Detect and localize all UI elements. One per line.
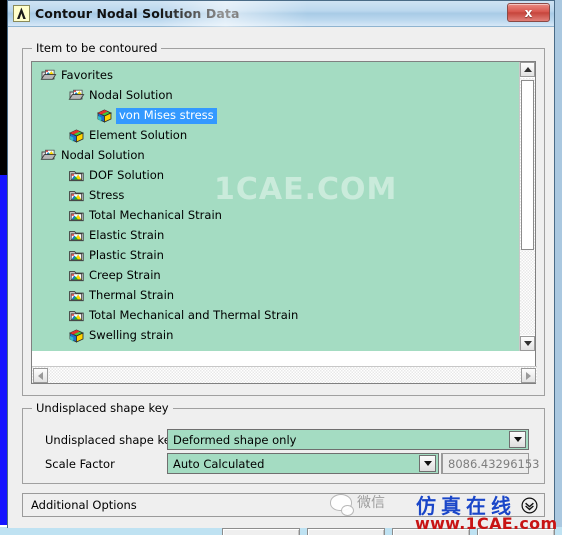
dialog-body: Item to be contoured 1CAE.COM Favorites N… <box>8 27 555 535</box>
tree-item[interactable]: von Mises stress <box>96 106 217 126</box>
closed-folder-results-icon <box>68 188 85 204</box>
tree-item[interactable]: Plastic Strain <box>68 246 164 266</box>
open-folder-results-icon <box>40 148 57 164</box>
undisplaced-shape-key-legend: Undisplaced shape key <box>32 401 173 415</box>
item-to-be-contoured-group: Item to be contoured 1CAE.COM Favorites N… <box>22 41 545 396</box>
tree-item[interactable]: Total Mechanical and Thermal Strain <box>68 306 298 326</box>
tree-item[interactable]: Nodal Solution <box>68 86 173 106</box>
tree-canvas[interactable]: 1CAE.COM Favorites Nodal Solution von Mise… <box>32 62 520 351</box>
closed-folder-results-icon <box>68 268 85 284</box>
closed-folder-results-icon <box>68 208 85 224</box>
undisplaced-shape-key-label: Undisplaced shape key <box>45 433 178 447</box>
tree-item-label: Thermal Strain <box>89 288 175 303</box>
scale-factor-value: Auto Calculated <box>173 456 265 471</box>
closed-folder-results-icon <box>68 308 85 324</box>
tree-item-label: Stress <box>89 188 125 203</box>
screen: Contour Nodal Solution Data x Item to be… <box>0 0 562 535</box>
window-title: Contour Nodal Solution Data <box>35 6 240 21</box>
tree-item-label: Plastic Strain <box>89 248 164 263</box>
scroll-down-button[interactable] <box>520 336 535 351</box>
item-to-be-contoured-legend: Item to be contoured <box>32 41 162 55</box>
close-icon: x <box>524 5 533 20</box>
tree-watermark: 1CAE.COM <box>214 172 398 207</box>
tree-item[interactable]: Elastic Strain <box>68 226 164 246</box>
tree-item-label: Elastic Strain <box>89 228 165 243</box>
open-folder-results-icon <box>40 68 57 84</box>
tree-item[interactable]: Element Solution <box>68 126 187 146</box>
tree-item-label: Nodal Solution <box>89 88 173 103</box>
tree-item[interactable]: Total Mechanical Strain <box>68 206 222 226</box>
additional-options-label: Additional Options <box>31 498 137 512</box>
color-cube-icon <box>68 128 85 144</box>
arrow-left-icon <box>38 371 43 380</box>
contour-nodal-solution-dialog: Contour Nodal Solution Data x Item to be… <box>7 0 555 535</box>
tree-item[interactable]: Stress <box>68 186 124 206</box>
close-button[interactable]: x <box>507 3 550 22</box>
apply-button[interactable]: Apply <box>307 528 385 535</box>
tree-item[interactable]: Swelling strain <box>68 326 173 346</box>
scale-factor-label: Scale Factor <box>45 457 115 471</box>
tree-item-label: Element Solution <box>89 128 188 143</box>
help-button[interactable]: Help <box>477 528 555 535</box>
tree-item-label: von Mises stress <box>116 107 217 125</box>
arrow-right-icon <box>526 371 531 380</box>
title-bar: Contour Nodal Solution Data x <box>8 1 554 27</box>
color-cube-icon <box>96 108 113 124</box>
scroll-left-button[interactable] <box>33 368 48 383</box>
ansys-lambda-icon <box>13 5 30 22</box>
scroll-up-button[interactable] <box>520 62 535 77</box>
tree-item-label: Nodal Solution <box>61 148 145 163</box>
scale-factor-number-field: 8086.43296153 <box>441 453 539 474</box>
vscrollbar-thumb[interactable] <box>521 80 534 250</box>
tree-vertical-scrollbar[interactable] <box>519 62 535 351</box>
ok-button[interactable]: OK <box>222 528 300 535</box>
cancel-button[interactable]: Cancel <box>392 528 470 535</box>
scroll-right-button[interactable] <box>521 368 536 383</box>
chevron-down-icon[interactable] <box>419 455 436 472</box>
chevron-down-circle-icon[interactable] <box>521 497 538 514</box>
scale-factor-select[interactable]: Auto Calculated <box>167 453 439 474</box>
tree-item[interactable]: Thermal Strain <box>68 286 174 306</box>
closed-folder-results-icon <box>68 248 85 264</box>
tree-item-label: DOF Solution <box>89 168 165 183</box>
desktop-backdrop-black <box>0 0 7 175</box>
scale-factor-number-value: 8086.43296153 <box>448 456 540 471</box>
undisplaced-shape-key-value: Deformed shape only <box>173 432 297 447</box>
tree-item-label: Creep Strain <box>89 268 161 283</box>
chevron-down-icon[interactable] <box>509 431 526 448</box>
tree-item-label: Favorites <box>61 68 113 83</box>
additional-options-bar[interactable]: Additional Options <box>22 493 545 517</box>
undisplaced-shape-key-select[interactable]: Deformed shape only <box>167 429 529 450</box>
tree-item-label: Total Mechanical Strain <box>89 208 222 223</box>
tree-item[interactable]: DOF Solution <box>68 166 164 186</box>
contour-item-tree[interactable]: 1CAE.COM Favorites Nodal Solution von Mise… <box>31 61 537 384</box>
arrow-down-icon <box>523 341 532 346</box>
tree-item[interactable]: Nodal Solution <box>40 146 145 166</box>
undisplaced-shape-key-group: Undisplaced shape key Undisplaced shape … <box>22 401 545 484</box>
desktop-backdrop-blue <box>0 175 7 525</box>
tree-horizontal-scrollbar[interactable] <box>32 366 537 383</box>
color-cube-icon <box>68 328 85 344</box>
tree-item-label: Swelling strain <box>89 328 174 343</box>
tree-item-label: Total Mechanical and Thermal Strain <box>89 308 299 323</box>
arrow-up-icon <box>523 67 532 72</box>
tree-item[interactable]: Creep Strain <box>68 266 161 286</box>
closed-folder-results-icon <box>68 168 85 184</box>
open-folder-results-icon <box>68 88 85 104</box>
closed-folder-results-icon <box>68 228 85 244</box>
tree-item[interactable]: Favorites <box>40 66 113 86</box>
closed-folder-results-icon <box>68 288 85 304</box>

----

> _Problem requirements_:
Output every line of the data above as a Markdown table with two columns, No. and Entry, giving each row a number and skipping any blank lines. Leave the pictures out.

> _Exercise solution_:
| No. | Entry |
|---|---|
| 1 | Detect and localize all UI elements. One per line. |
| 2 | dialog-body: Item to be contoured 1CAE.COM Favorites N… <box>8 27 555 535</box> |
| 3 | tree-item[interactable]: von Mises stress <box>96 106 217 126</box> |
| 4 | closed-folder-results-icon <box>68 188 85 204</box> |
| 5 | tree-item[interactable]: Plastic Strain <box>68 246 164 266</box> |
| 6 | open-folder-results-icon <box>40 148 57 164</box> |
| 7 | undisplaced-shape-key-legend: Undisplaced shape key <box>32 401 173 415</box> |
| 8 | item-to-be-contoured-group: Item to be contoured 1CAE.COM Favorites N… <box>22 41 545 396</box> |
| 9 | tree-item[interactable]: Total Mechanical and Thermal Strain <box>68 306 298 326</box> |
| 10 | tree-item[interactable]: Nodal Solution <box>68 86 173 106</box> |
| 11 | tree-canvas[interactable]: 1CAE.COM Favorites Nodal Solution von Mise… <box>32 62 520 351</box> |
| 12 | closed-folder-results-icon <box>68 268 85 284</box> |
| 13 | closed-folder-results-icon <box>68 208 85 224</box> |
| 14 | undisplaced-shape-key-label: Undisplaced shape key <box>45 433 178 447</box> |
| 15 | tree-item-label: Thermal Strain <box>89 288 175 303</box> |
| 16 | scale-factor-value: Auto Calculated <box>173 456 265 471</box> |
| 17 | closed-folder-results-icon <box>68 308 85 324</box> |
| 18 | tree-item-label: Stress <box>89 188 125 203</box> |
| 19 | screen: Contour Nodal Solution Data x Item to be… <box>0 0 562 535</box> |
| 20 | window-title: Contour Nodal Solution Data <box>35 6 240 21</box> |
| 21 | tree-item-label: Plastic Strain <box>89 248 164 263</box> |
| 22 | scroll-down-button[interactable] <box>520 336 535 351</box> |
| 23 | item-to-be-contoured-legend: Item to be contoured <box>32 41 162 55</box> |
| 24 | close-icon: x <box>524 5 533 20</box> |
| 25 | tree-watermark: 1CAE.COM <box>214 172 398 207</box> |
| 26 | tree-item[interactable]: Elastic Strain <box>68 226 164 246</box> |
| 27 | tree-item-label: Elastic Strain <box>89 228 165 243</box> |
| 28 | open-folder-results-icon <box>40 68 57 84</box> |
| 29 | tree-item[interactable]: Element Solution <box>68 126 187 146</box> |
| 30 | tree-item-label: Nodal Solution <box>89 88 173 103</box> |
| 31 | tree-item[interactable]: Total Mechanical Strain <box>68 206 222 226</box> |
| 32 | additional-options-label: Additional Options <box>31 498 137 512</box> |
| 33 | color-cube-icon <box>68 128 85 144</box> |
| 34 | arrow-left-icon <box>38 371 43 380</box> |
| 35 | contour-nodal-solution-dialog: Contour Nodal Solution Data x Item to be… <box>7 0 555 535</box> |
| 36 | tree-item[interactable]: Stress <box>68 186 124 206</box> |
| 37 | close-button[interactable]: x <box>507 3 550 22</box> |
| 38 | apply-button[interactable]: Apply <box>307 528 385 535</box> |
| 39 | tree-item[interactable]: Swelling strain <box>68 326 173 346</box> |
| 40 | scale-factor-label: Scale Factor <box>45 457 115 471</box> |
| 41 | tree-item-label: Element Solution <box>89 128 188 143</box> |
| 42 | help-button[interactable]: Help <box>477 528 555 535</box> |
| 43 | tree-item-label: von Mises stress <box>116 107 217 125</box> |
| 44 | arrow-right-icon <box>526 371 531 380</box> |
| 45 | title-bar: Contour Nodal Solution Data x <box>8 1 554 27</box> |
| 46 | color-cube-icon <box>96 108 113 124</box> |
| 47 | scroll-left-button[interactable] <box>33 368 48 383</box> |
| 48 | ansys-lambda-icon <box>13 5 30 22</box> |
| 49 | scroll-up-button[interactable] <box>520 62 535 77</box> |
| 50 | tree-item-label: Nodal Solution <box>61 148 145 163</box> |
| 51 | scale-factor-number-field: 8086.43296153 <box>441 453 539 474</box> |
| 52 | vscrollbar-thumb[interactable] <box>521 80 534 250</box> |
| 53 | tree-vertical-scrollbar[interactable] <box>519 62 535 351</box> |
| 54 | ok-button[interactable]: OK <box>222 528 300 535</box> |
| 55 | cancel-button[interactable]: Cancel <box>392 528 470 535</box> |
| 56 | scroll-right-button[interactable] <box>521 368 536 383</box> |
| 57 | chevron-down-icon[interactable] <box>419 455 436 472</box> |
| 58 | chevron-down-circle-icon[interactable] <box>521 497 538 514</box> |
| 59 | scale-factor-select[interactable]: Auto Calculated <box>167 453 439 474</box> |
| 60 | tree-item[interactable]: Thermal Strain <box>68 286 174 306</box> |
| 61 | closed-folder-results-icon <box>68 248 85 264</box> |
| 62 | tree-item-label: DOF Solution <box>89 168 165 183</box> |
| 63 | desktop-backdrop-black <box>0 0 7 175</box> |
| 64 | scale-factor-number-value: 8086.43296153 <box>448 456 540 471</box> |
| 65 | undisplaced-shape-key-value: Deformed shape only <box>173 432 297 447</box> |
| 66 | tree-item-label: Creep Strain <box>89 268 161 283</box> |
| 67 | chevron-down-icon[interactable] <box>509 431 526 448</box> |
| 68 | tree-item-label: Favorites <box>61 68 113 83</box> |
| 69 | additional-options-bar[interactable]: Additional Options <box>22 493 545 517</box> |
| 70 | undisplaced-shape-key-select[interactable]: Deformed shape only <box>167 429 529 450</box> |
| 71 | tree-item-label: Total Mechanical Strain <box>89 208 222 223</box> |
| 72 | tree-item[interactable]: DOF Solution <box>68 166 164 186</box> |
| 73 | contour-item-tree[interactable]: 1CAE.COM Favorites Nodal Solution von Mise… <box>31 61 537 384</box> |
| 74 | arrow-down-icon <box>523 341 532 346</box> |
| 75 | tree-item[interactable]: Nodal Solution <box>40 146 145 166</box> |
| 76 | undisplaced-shape-key-group: Undisplaced shape key Undisplaced shape … <box>22 401 545 484</box> |
| 77 | desktop-backdrop-blue <box>0 175 7 525</box> |
| 78 | tree-horizontal-scrollbar[interactable] <box>32 366 537 383</box> |
| 79 | color-cube-icon <box>68 328 85 344</box> |
| 80 | tree-item-label: Swelling strain <box>89 328 174 343</box> |
| 81 | tree-item-label: Total Mechanical and Thermal Strain <box>89 308 299 323</box> |
| 82 | arrow-up-icon <box>523 67 532 72</box> |
| 83 | tree-item[interactable]: Creep Strain <box>68 266 161 286</box> |
| 84 | closed-folder-results-icon <box>68 168 85 184</box> |
| 85 | open-folder-results-icon <box>68 88 85 104</box> |
| 86 | closed-folder-results-icon <box>68 228 85 244</box> |
| 87 | tree-item[interactable]: Favorites <box>40 66 113 86</box> |
| 88 | closed-folder-results-icon <box>68 288 85 304</box> |